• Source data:
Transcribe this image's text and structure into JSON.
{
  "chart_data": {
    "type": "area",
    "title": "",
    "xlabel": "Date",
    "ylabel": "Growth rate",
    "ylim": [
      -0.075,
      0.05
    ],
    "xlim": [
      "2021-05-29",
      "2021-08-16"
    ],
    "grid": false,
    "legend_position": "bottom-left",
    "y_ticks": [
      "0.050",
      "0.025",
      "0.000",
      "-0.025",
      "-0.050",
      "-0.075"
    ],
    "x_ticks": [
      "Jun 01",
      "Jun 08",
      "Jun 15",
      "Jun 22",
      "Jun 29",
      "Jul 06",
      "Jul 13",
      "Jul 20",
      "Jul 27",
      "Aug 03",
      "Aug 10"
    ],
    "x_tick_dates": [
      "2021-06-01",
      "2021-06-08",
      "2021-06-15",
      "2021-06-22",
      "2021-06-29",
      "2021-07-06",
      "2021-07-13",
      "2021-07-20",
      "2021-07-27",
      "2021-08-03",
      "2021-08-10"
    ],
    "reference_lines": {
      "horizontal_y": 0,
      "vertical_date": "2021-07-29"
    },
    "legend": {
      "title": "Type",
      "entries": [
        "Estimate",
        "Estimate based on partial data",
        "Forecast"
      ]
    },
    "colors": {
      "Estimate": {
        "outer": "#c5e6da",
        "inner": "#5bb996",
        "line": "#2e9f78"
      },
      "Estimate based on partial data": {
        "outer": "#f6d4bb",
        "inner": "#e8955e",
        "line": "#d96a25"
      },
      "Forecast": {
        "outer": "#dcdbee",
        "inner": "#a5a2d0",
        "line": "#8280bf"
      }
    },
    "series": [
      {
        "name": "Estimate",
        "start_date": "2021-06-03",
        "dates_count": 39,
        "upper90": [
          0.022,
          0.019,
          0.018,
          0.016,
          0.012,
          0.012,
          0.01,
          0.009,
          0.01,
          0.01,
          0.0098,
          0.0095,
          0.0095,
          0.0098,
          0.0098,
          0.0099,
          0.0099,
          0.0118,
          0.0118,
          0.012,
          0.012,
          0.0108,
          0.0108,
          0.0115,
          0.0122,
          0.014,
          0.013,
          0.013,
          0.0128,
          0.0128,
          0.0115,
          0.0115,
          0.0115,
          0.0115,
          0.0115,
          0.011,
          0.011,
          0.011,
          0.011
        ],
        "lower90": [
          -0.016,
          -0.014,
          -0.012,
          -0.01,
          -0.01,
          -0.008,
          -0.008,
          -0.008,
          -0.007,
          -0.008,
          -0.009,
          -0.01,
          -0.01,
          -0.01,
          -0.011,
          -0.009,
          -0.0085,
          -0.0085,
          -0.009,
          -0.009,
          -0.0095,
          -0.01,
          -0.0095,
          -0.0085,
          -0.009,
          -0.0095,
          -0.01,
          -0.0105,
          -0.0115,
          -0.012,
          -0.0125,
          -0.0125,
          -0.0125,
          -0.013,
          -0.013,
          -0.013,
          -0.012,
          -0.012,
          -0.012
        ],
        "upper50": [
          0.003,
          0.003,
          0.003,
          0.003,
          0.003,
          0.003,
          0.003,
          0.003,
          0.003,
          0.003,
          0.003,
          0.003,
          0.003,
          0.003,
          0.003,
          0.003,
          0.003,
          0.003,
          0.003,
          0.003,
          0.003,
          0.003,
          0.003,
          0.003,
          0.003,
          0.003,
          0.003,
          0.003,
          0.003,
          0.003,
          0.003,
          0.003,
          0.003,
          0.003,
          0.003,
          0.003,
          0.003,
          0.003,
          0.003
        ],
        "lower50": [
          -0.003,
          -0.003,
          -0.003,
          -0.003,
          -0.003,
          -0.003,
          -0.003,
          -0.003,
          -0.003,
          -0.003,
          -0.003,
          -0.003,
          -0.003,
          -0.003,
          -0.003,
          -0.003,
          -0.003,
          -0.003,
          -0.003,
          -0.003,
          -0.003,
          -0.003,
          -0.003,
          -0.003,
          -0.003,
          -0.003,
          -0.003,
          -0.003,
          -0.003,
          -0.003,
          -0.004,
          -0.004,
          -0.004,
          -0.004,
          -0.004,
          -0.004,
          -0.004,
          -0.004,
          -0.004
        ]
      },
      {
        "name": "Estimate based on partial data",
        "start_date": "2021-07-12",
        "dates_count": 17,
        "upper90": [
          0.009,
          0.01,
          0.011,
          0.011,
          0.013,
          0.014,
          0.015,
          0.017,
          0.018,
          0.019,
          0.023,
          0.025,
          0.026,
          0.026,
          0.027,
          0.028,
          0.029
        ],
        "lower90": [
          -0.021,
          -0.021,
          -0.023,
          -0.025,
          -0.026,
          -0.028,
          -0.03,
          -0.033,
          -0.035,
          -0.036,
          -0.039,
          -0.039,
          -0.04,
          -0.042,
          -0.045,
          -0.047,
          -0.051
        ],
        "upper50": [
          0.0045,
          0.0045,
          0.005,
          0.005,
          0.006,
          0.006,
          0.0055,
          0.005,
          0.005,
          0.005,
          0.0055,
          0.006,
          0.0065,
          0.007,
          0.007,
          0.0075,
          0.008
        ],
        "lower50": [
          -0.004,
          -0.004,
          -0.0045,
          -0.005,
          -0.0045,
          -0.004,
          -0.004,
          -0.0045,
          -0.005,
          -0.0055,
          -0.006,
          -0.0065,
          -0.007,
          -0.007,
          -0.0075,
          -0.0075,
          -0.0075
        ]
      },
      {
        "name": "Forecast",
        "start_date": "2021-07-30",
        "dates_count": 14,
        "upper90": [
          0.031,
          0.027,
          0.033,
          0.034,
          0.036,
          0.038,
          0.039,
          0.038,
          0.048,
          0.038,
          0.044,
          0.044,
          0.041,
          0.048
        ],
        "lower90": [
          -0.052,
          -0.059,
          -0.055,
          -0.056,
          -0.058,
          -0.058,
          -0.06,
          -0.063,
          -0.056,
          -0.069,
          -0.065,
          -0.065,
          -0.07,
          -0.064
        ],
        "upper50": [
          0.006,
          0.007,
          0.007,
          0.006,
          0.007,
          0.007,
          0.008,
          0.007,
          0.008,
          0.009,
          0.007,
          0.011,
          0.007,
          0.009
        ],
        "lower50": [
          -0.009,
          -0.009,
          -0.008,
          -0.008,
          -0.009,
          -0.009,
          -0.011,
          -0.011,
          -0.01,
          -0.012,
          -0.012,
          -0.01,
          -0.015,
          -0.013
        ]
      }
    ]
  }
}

• WRITTEN REQUEST: From the listing, copy each line containing the word "based".

• WRITTEN SOLUTION:
        "Estimate based on partial data",
      "Estimate based on partial data": {
        "name": "Estimate based on partial data",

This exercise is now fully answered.